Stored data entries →

========================

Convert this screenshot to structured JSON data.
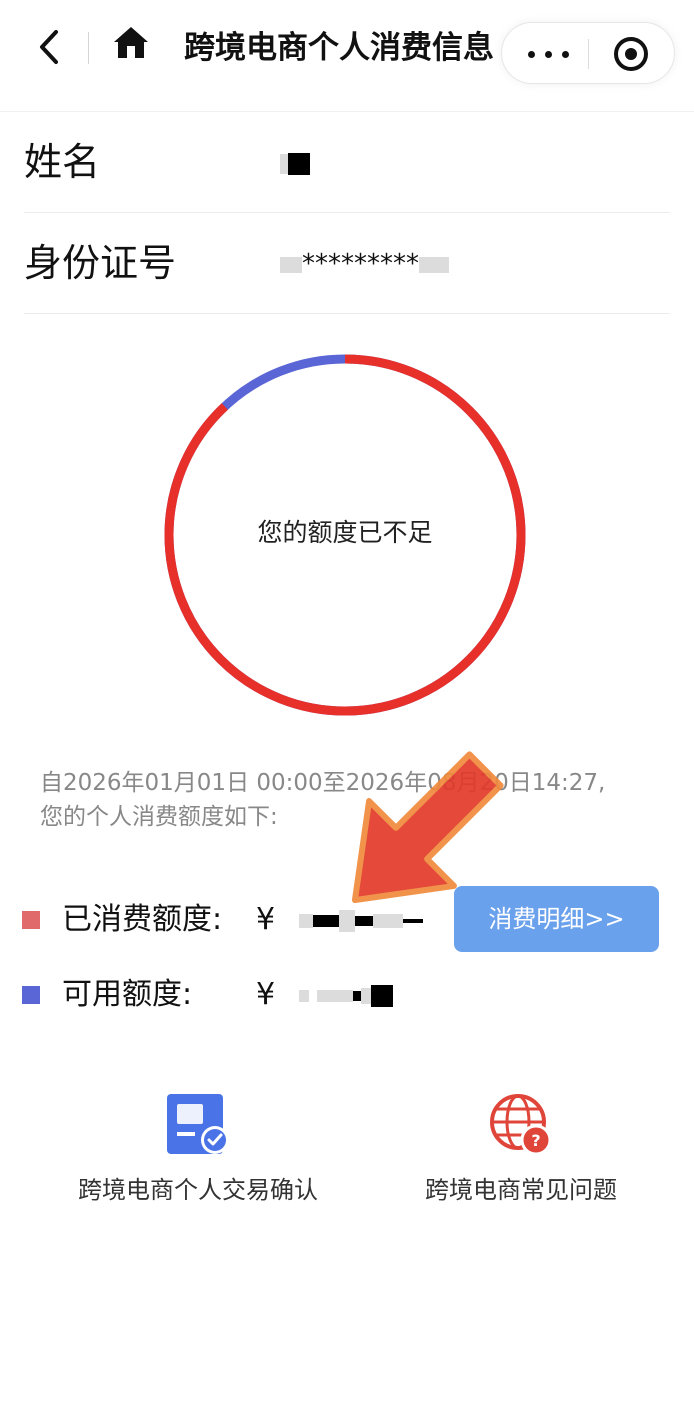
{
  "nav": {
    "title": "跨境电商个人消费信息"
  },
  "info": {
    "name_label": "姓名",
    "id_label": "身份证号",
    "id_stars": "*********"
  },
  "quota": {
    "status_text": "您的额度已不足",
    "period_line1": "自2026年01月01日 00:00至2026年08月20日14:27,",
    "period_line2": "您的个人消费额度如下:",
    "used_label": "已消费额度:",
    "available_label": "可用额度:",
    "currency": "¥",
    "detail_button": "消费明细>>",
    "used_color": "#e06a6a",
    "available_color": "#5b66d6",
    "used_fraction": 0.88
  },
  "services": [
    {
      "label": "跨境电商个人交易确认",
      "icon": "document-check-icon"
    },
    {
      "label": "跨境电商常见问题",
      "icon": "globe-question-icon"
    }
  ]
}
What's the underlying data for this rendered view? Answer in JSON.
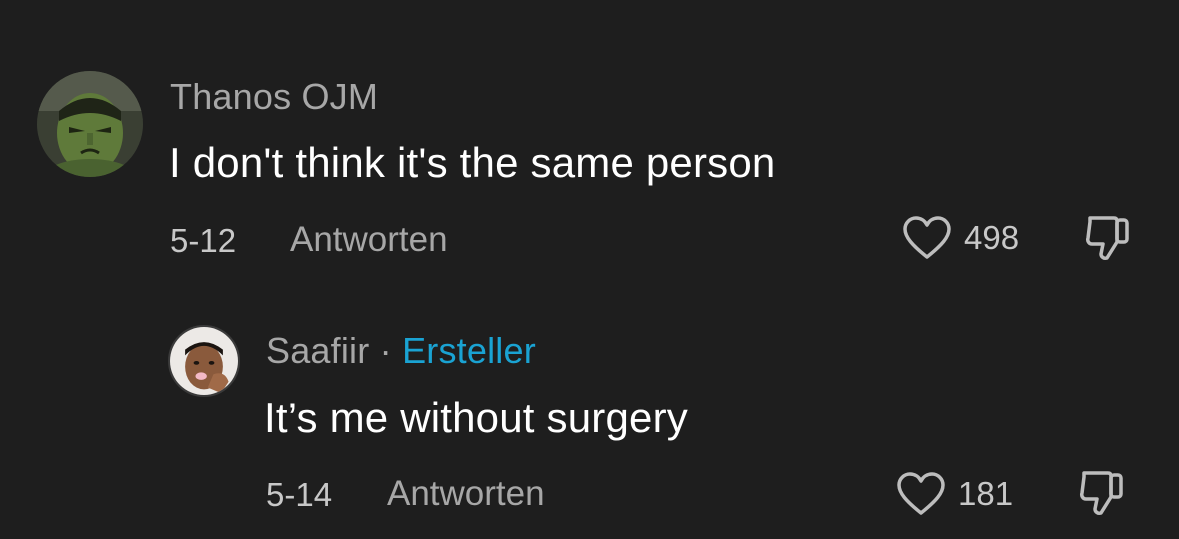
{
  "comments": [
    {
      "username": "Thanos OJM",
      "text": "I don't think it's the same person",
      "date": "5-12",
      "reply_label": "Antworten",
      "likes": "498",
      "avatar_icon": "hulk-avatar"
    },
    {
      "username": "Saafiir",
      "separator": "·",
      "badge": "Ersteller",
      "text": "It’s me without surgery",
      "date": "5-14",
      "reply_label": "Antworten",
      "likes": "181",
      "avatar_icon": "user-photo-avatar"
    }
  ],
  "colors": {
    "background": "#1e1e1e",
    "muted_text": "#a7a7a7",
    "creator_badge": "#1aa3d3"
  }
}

========================

In the copy, include no pictures; restate the listing above exactly.

Written answer →
Convert this screenshot to structured JSON data.
{
  "nav": {
    "title": "跨境电商个人消费信息"
  },
  "info": {
    "name_label": "姓名",
    "id_label": "身份证号",
    "id_stars": "*********"
  },
  "quota": {
    "status_text": "您的额度已不足",
    "period_line1": "自2026年01月01日 00:00至2026年08月20日14:27,",
    "period_line2": "您的个人消费额度如下:",
    "used_label": "已消费额度:",
    "available_label": "可用额度:",
    "currency": "¥",
    "detail_button": "消费明细>>",
    "used_color": "#e06a6a",
    "available_color": "#5b66d6",
    "used_fraction": 0.88
  },
  "services": [
    {
      "label": "跨境电商个人交易确认",
      "icon": "document-check-icon"
    },
    {
      "label": "跨境电商常见问题",
      "icon": "globe-question-icon"
    }
  ]
}
What's the underlying data for this rendered view? Answer in JSON.
{
  "comments": [
    {
      "username": "Thanos OJM",
      "text": "I don't think it's the same person",
      "date": "5-12",
      "reply_label": "Antworten",
      "likes": "498",
      "avatar_icon": "hulk-avatar"
    },
    {
      "username": "Saafiir",
      "separator": "·",
      "badge": "Ersteller",
      "text": "It’s me without surgery",
      "date": "5-14",
      "reply_label": "Antworten",
      "likes": "181",
      "avatar_icon": "user-photo-avatar"
    }
  ],
  "colors": {
    "background": "#1e1e1e",
    "muted_text": "#a7a7a7",
    "creator_badge": "#1aa3d3"
  }
}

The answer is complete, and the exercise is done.